Instructions to follow :: Scan the records for the string "name"; copy each line where it occurs.

Data entries for graphics
************

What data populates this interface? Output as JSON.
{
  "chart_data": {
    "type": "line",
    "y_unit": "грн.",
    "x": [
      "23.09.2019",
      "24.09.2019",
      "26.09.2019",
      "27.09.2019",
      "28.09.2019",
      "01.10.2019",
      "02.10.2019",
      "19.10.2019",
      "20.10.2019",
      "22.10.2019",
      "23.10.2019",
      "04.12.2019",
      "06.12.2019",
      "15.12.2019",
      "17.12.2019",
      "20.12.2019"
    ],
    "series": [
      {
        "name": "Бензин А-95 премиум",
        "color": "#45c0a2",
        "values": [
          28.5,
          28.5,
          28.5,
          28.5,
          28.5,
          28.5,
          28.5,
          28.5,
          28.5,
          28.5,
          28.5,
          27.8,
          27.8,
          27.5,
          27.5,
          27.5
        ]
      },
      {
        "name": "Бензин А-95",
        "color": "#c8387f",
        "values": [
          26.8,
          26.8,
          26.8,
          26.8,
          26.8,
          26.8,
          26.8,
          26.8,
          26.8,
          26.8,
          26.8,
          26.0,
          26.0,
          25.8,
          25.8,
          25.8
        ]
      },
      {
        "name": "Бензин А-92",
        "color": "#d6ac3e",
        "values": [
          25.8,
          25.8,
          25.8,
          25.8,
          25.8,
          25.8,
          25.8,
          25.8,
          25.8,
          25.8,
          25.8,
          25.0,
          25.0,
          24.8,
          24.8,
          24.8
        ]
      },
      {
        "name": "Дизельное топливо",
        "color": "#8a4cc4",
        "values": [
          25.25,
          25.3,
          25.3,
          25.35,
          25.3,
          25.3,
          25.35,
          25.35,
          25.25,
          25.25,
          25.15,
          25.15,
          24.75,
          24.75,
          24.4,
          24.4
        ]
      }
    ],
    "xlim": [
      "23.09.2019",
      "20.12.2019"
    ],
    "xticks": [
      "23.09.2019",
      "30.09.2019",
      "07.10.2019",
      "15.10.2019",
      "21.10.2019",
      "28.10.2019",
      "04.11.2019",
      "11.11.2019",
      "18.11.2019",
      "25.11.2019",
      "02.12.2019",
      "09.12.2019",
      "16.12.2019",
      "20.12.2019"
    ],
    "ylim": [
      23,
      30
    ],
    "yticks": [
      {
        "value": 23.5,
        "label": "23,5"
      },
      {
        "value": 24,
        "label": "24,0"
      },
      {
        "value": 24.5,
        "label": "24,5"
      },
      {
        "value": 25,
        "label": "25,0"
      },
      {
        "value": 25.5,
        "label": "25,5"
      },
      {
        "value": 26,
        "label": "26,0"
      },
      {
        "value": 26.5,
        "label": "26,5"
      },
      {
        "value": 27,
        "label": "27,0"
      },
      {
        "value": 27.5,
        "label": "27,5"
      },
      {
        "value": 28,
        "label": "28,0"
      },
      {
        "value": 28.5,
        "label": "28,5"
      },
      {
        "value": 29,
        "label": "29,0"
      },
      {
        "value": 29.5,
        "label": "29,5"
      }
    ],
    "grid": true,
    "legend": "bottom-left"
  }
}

************

Task output ::
        "name": "Бензин А-95 премиум",
        "name": "Бензин А-95",
        "name": "Бензин А-92",
        "name": "Дизельное топливо",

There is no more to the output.